Reproduce the entire listing word for word.

++++ PROVIDED DATA

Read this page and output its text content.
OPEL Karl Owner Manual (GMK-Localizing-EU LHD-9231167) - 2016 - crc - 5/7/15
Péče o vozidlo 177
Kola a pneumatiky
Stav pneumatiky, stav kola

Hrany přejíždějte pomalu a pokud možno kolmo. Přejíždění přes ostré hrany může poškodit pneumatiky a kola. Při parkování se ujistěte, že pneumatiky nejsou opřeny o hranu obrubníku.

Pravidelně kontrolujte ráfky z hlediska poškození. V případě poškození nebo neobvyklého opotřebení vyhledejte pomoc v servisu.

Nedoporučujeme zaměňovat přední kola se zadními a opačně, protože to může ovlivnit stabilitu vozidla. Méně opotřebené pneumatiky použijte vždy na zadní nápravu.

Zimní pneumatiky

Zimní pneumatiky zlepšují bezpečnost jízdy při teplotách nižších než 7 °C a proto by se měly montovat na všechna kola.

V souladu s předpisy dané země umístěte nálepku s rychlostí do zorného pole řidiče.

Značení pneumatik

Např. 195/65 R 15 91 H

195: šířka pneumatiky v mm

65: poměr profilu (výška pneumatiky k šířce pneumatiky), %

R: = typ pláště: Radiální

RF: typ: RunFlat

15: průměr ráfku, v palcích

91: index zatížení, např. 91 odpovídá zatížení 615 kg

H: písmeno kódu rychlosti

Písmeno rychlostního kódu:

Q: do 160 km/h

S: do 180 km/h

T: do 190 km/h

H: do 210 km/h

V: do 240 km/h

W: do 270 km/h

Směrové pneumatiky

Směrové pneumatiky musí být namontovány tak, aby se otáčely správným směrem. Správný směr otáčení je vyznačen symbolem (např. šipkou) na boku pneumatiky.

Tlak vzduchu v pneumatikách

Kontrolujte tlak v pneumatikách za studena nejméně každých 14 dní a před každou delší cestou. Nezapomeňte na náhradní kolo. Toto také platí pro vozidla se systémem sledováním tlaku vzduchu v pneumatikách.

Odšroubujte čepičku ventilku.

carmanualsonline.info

++++++++

• _EXERCISE SOLUTION_:
Read this page and output its text content.
OPEL Karl Owner Manual (GMK-Localizing-EU LHD-9231167) - 2016 - crc - 5/7/15
Péče o vozidlo 177
Kola a pneumatiky
Stav pneumatiky, stav kola

Hrany přejíždějte pomalu a pokud možno kolmo. Přejíždění přes ostré hrany může poškodit pneumatiky a kola. Při parkování se ujistěte, že pneumatiky nejsou opřeny o hranu obrubníku.

Pravidelně kontrolujte ráfky z hlediska poškození. V případě poškození nebo neobvyklého opotřebení vyhledejte pomoc v servisu.

Nedoporučujeme zaměňovat přední kola se zadními a opačně, protože to může ovlivnit stabilitu vozidla. Méně opotřebené pneumatiky použijte vždy na zadní nápravu.

Zimní pneumatiky

Zimní pneumatiky zlepšují bezpečnost jízdy při teplotách nižších než 7 °C a proto by se měly montovat na všechna kola.

V souladu s předpisy dané země umístěte nálepku s rychlostí do zorného pole řidiče.

Značení pneumatik

Např. 195/65 R 15 91 H

195: šířka pneumatiky v mm

65: poměr profilu (výška pneumatiky k šířce pneumatiky), %

R: = typ pláště: Radiální

RF: typ: RunFlat

15: průměr ráfku, v palcích

91: index zatížení, např. 91 odpovídá zatížení 615 kg

H: písmeno kódu rychlosti

Písmeno rychlostního kódu:

Q: do 160 km/h

S: do 180 km/h

T: do 190 km/h

H: do 210 km/h

V: do 240 km/h

W: do 270 km/h

Směrové pneumatiky

Směrové pneumatiky musí být namontovány tak, aby se otáčely správným směrem. Správný směr otáčení je vyznačen symbolem (např. šipkou) na boku pneumatiky.

Tlak vzduchu v pneumatikách

Kontrolujte tlak v pneumatikách za studena nejméně každých 14 dní a před každou delší cestou. Nezapomeňte na náhradní kolo. Toto také platí pro vozidla se systémem sledováním tlaku vzduchu v pneumatikách.

Odšroubujte čepičku ventilku.

carmanualsonline.info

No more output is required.